What you have to do:
Substitute "row-notes" for every "row-comments" in the listing below, and give all other lines unchanged. Leave the pictures out.

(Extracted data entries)
• • • •

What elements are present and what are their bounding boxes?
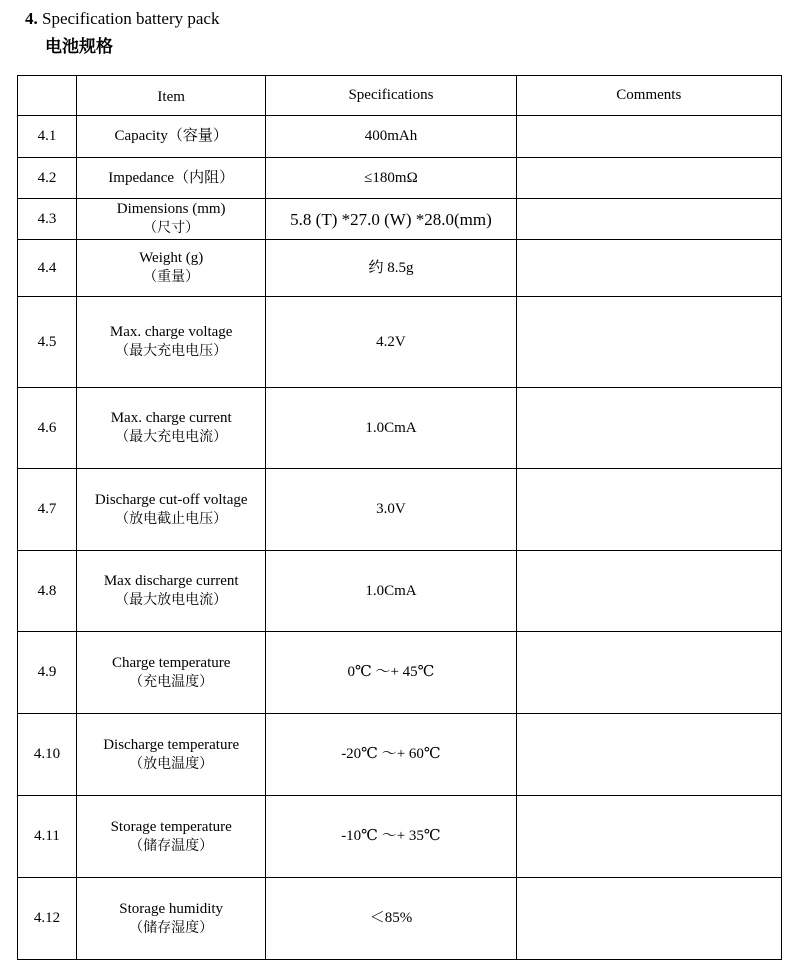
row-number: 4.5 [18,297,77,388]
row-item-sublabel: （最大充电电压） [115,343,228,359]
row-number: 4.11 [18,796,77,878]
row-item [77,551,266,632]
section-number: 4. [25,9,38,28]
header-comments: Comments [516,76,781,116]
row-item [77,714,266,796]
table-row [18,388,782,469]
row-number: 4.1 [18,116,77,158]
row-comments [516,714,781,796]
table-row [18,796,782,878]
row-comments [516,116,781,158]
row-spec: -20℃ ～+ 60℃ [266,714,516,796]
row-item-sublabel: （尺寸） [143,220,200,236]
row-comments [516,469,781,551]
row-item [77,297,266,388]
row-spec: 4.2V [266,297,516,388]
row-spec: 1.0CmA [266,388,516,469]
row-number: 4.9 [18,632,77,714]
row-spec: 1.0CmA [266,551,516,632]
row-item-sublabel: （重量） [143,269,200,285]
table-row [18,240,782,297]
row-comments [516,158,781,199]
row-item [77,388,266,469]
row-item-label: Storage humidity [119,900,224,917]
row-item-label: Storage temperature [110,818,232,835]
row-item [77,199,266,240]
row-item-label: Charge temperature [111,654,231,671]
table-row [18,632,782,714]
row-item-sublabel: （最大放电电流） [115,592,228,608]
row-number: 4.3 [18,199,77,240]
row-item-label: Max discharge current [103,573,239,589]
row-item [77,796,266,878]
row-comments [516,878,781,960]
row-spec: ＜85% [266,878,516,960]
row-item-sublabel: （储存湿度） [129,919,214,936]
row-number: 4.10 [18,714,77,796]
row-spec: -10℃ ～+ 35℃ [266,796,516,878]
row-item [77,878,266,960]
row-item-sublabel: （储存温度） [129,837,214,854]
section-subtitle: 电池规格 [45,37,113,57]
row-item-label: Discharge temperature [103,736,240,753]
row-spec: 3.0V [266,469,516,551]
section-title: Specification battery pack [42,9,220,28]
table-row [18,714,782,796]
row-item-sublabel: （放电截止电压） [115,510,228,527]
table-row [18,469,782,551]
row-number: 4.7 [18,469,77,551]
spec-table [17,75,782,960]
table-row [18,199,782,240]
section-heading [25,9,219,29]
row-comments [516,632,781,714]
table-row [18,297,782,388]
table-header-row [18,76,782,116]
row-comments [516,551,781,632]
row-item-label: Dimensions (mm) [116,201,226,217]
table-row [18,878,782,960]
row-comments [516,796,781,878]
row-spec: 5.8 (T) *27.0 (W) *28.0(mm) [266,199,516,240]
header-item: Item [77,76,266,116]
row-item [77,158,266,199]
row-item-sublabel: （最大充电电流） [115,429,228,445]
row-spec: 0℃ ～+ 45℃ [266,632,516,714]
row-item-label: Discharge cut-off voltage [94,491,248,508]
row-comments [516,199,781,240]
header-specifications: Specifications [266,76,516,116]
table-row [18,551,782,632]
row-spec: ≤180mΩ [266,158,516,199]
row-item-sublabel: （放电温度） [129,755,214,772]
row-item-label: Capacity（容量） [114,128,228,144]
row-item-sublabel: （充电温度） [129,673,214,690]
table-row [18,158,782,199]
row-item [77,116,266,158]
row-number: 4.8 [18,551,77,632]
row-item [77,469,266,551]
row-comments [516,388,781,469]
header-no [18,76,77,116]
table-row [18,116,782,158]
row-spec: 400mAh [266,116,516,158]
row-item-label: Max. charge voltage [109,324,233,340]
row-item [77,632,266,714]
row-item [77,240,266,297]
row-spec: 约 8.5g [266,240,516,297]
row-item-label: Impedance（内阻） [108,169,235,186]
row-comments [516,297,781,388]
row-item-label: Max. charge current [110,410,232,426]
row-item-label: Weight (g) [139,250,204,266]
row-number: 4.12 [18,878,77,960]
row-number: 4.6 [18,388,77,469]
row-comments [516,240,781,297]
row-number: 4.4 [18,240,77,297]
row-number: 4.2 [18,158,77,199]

• • • •

Solution for this exercise:
What elements are present and what are their bounding boxes?
row-number: 4.5 [18,297,77,388]
row-item-sublabel: （最大充电电压） [115,343,228,359]
row-number: 4.11 [18,796,77,878]
row-item [77,551,266,632]
section-number: 4. [25,9,38,28]
header-comments: Comments [516,76,781,116]
row-item [77,714,266,796]
table-row [18,388,782,469]
row-number: 4.1 [18,116,77,158]
row-notes [516,714,781,796]
table-row [18,796,782,878]
row-notes [516,116,781,158]
row-spec: -20℃ ～+ 60℃ [266,714,516,796]
row-item-sublabel: （尺寸） [143,220,200,236]
row-notes [516,469,781,551]
row-item [77,297,266,388]
row-spec: 4.2V [266,297,516,388]
row-spec: 1.0CmA [266,388,516,469]
row-number: 4.9 [18,632,77,714]
row-spec: 1.0CmA [266,551,516,632]
row-item-sublabel: （重量） [143,269,200,285]
table-row [18,240,782,297]
row-notes [516,158,781,199]
row-item [77,388,266,469]
row-item-label: Storage humidity [119,900,224,917]
row-item-label: Storage temperature [110,818,232,835]
row-item [77,199,266,240]
row-item-label: Charge temperature [111,654,231,671]
table-row [18,632,782,714]
row-item-sublabel: （最大放电电流） [115,592,228,608]
row-number: 4.3 [18,199,77,240]
row-item-label: Max discharge current [103,573,239,589]
row-item [77,796,266,878]
row-notes [516,878,781,960]
row-spec: ＜85% [266,878,516,960]
row-item-sublabel: （储存湿度） [129,919,214,936]
row-number: 4.10 [18,714,77,796]
row-spec: -10℃ ～+ 35℃ [266,796,516,878]
row-item [77,878,266,960]
row-item-sublabel: （储存温度） [129,837,214,854]
section-subtitle: 电池规格 [45,37,113,57]
row-item-label: Discharge temperature [103,736,240,753]
row-spec: 3.0V [266,469,516,551]
section-title: Specification battery pack [42,9,220,28]
table-row [18,714,782,796]
row-item-sublabel: （放电截止电压） [115,510,228,527]
table-row [18,469,782,551]
row-number: 4.7 [18,469,77,551]
spec-table [17,75,782,960]
table-row [18,199,782,240]
section-heading [25,9,219,29]
row-notes [516,632,781,714]
table-row [18,297,782,388]
table-header-row [18,76,782,116]
row-notes [516,551,781,632]
row-item-label: Dimensions (mm) [116,201,226,217]
table-row [18,878,782,960]
row-notes [516,796,781,878]
row-spec: 5.8 (T) *27.0 (W) *28.0(mm) [266,199,516,240]
header-item: Item [77,76,266,116]
row-item [77,158,266,199]
row-item-sublabel: （最大充电电流） [115,429,228,445]
row-spec: 0℃ ～+ 45℃ [266,632,516,714]
row-item-label: Discharge cut-off voltage [94,491,248,508]
row-notes [516,199,781,240]
header-specifications: Specifications [266,76,516,116]
table-row [18,551,782,632]
row-spec: ≤180mΩ [266,158,516,199]
row-item-sublabel: （放电温度） [129,755,214,772]
row-item-label: Capacity（容量） [114,128,228,144]
row-item-sublabel: （充电温度） [129,673,214,690]
table-row [18,158,782,199]
row-item [77,116,266,158]
row-number: 4.8 [18,551,77,632]
row-item [77,469,266,551]
row-notes [516,388,781,469]
header-no [18,76,77,116]
table-row [18,116,782,158]
row-spec: 400mAh [266,116,516,158]
row-item-label: Max. charge voltage [109,324,233,340]
row-item [77,632,266,714]
row-item [77,240,266,297]
row-spec: 约 8.5g [266,240,516,297]
row-item-label: Impedance（内阻） [108,169,235,186]
row-notes [516,297,781,388]
row-item-label: Max. charge current [110,410,232,426]
row-item-label: Weight (g) [139,250,204,266]
row-number: 4.12 [18,878,77,960]
row-number: 4.6 [18,388,77,469]
row-notes [516,240,781,297]
row-number: 4.4 [18,240,77,297]
row-number: 4.2 [18,158,77,199]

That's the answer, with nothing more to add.